- **Recorded data**
═══

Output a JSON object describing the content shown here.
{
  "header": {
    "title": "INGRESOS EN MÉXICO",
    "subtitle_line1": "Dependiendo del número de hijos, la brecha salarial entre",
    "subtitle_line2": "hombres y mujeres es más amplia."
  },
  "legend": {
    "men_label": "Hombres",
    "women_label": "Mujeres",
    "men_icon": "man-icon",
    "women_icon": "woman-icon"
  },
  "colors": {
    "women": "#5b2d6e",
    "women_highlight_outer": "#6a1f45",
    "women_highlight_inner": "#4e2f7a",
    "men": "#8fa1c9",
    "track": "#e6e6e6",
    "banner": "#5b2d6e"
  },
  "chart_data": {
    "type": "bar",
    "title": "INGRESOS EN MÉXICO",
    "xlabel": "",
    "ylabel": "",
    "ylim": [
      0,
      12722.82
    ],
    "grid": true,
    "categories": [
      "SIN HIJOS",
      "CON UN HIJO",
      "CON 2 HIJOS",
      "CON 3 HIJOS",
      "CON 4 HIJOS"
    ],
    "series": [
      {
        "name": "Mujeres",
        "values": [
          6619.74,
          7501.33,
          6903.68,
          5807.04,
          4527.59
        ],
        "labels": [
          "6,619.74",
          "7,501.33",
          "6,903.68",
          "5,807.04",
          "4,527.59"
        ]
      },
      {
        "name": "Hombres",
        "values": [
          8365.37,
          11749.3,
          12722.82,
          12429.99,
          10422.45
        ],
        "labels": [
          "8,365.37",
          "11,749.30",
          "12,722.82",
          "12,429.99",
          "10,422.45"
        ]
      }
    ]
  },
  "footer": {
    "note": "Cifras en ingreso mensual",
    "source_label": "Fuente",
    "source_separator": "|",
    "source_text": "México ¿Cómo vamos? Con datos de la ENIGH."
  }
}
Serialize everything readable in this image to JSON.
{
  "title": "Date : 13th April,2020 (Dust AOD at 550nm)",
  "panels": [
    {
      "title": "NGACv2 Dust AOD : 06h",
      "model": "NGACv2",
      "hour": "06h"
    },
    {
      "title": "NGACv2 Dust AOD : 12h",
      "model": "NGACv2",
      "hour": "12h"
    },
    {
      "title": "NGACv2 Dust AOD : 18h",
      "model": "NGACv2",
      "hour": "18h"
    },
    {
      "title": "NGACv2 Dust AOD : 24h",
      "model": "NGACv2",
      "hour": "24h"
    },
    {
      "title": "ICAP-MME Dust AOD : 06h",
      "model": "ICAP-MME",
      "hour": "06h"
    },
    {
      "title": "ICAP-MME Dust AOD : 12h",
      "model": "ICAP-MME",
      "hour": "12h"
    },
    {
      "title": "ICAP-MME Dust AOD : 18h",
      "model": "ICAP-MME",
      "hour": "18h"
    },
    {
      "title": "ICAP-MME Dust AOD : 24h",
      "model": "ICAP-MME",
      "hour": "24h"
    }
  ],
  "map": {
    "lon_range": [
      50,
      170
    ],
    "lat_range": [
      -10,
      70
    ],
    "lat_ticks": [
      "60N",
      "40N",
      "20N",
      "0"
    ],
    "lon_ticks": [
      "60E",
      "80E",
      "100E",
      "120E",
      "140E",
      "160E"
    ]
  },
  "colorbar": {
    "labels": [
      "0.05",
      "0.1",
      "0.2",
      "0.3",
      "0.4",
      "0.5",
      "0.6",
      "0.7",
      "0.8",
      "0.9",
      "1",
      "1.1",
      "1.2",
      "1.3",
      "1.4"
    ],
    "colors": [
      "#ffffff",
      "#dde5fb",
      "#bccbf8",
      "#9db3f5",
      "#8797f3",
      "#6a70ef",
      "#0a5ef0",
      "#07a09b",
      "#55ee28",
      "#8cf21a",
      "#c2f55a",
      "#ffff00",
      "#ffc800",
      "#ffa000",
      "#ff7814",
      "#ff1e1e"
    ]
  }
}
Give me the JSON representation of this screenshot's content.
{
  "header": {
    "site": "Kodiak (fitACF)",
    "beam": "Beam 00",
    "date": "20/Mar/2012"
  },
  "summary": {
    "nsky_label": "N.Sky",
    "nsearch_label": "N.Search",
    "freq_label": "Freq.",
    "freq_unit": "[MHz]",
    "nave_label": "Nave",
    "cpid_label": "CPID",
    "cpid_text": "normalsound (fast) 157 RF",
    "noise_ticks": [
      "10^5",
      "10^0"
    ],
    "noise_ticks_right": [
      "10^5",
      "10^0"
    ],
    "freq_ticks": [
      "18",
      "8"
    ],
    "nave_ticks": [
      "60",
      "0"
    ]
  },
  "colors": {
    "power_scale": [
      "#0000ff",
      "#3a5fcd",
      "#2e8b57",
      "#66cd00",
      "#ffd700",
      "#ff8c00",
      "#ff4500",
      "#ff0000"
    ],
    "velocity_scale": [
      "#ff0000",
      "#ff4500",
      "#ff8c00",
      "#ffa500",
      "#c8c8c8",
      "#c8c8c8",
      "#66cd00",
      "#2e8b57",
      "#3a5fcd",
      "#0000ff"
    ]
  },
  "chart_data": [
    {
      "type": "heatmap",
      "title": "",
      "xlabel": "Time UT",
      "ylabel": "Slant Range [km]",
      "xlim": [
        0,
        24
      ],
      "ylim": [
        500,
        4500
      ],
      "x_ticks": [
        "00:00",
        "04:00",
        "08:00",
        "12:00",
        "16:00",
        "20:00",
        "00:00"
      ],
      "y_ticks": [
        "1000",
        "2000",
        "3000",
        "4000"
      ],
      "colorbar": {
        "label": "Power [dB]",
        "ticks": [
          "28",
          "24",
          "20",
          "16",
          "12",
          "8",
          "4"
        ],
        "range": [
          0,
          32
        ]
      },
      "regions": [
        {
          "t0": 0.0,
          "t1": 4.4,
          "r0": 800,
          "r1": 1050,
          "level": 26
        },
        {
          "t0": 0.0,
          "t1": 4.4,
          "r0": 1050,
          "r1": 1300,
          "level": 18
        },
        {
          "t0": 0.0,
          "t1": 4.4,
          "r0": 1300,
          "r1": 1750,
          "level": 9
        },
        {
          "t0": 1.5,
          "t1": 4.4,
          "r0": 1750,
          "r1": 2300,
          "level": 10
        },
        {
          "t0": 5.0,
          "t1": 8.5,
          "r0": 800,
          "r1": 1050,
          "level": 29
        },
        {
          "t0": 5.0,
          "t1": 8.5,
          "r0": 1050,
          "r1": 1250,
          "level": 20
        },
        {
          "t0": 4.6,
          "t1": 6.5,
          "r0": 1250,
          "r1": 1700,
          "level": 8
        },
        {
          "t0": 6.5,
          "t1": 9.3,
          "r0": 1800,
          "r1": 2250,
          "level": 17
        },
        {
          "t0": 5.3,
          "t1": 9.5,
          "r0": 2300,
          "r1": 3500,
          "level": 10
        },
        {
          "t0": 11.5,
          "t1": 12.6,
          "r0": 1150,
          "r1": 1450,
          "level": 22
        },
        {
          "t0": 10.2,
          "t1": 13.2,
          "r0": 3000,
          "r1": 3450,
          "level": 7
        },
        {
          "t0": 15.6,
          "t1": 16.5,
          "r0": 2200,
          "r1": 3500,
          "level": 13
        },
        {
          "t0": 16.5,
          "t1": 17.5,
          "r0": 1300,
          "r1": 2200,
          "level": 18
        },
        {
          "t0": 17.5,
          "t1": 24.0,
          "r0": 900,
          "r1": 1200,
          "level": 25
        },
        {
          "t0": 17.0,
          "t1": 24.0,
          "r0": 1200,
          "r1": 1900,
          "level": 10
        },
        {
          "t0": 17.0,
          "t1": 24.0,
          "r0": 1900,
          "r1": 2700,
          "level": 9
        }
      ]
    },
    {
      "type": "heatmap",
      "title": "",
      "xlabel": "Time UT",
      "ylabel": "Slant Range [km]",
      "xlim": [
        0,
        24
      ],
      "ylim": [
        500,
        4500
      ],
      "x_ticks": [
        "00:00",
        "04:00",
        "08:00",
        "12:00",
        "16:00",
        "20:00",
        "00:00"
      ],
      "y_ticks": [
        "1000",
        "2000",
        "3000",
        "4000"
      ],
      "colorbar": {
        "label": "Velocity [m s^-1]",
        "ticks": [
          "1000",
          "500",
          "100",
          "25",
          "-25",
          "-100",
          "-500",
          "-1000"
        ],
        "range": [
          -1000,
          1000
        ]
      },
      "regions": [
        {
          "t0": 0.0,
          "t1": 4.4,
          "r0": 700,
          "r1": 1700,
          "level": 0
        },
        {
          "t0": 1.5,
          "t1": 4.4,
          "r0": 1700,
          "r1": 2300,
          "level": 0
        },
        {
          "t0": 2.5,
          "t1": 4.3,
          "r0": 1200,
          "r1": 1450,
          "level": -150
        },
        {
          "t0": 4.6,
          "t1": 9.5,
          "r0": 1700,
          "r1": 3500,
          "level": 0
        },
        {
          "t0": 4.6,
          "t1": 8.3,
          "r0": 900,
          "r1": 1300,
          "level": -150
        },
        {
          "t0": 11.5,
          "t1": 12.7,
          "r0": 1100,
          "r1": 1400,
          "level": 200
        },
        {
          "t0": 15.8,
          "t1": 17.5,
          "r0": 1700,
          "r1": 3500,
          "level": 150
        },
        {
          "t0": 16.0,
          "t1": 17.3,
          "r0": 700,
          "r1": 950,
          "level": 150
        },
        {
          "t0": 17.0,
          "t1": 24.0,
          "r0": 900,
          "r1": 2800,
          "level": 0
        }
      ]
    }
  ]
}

═══

- **YOUR GOAL**
All lines that include "icon" are to be gathered and copied.

- **TASK RESULT**
    "men_icon": "man-icon",
    "women_icon": "woman-icon"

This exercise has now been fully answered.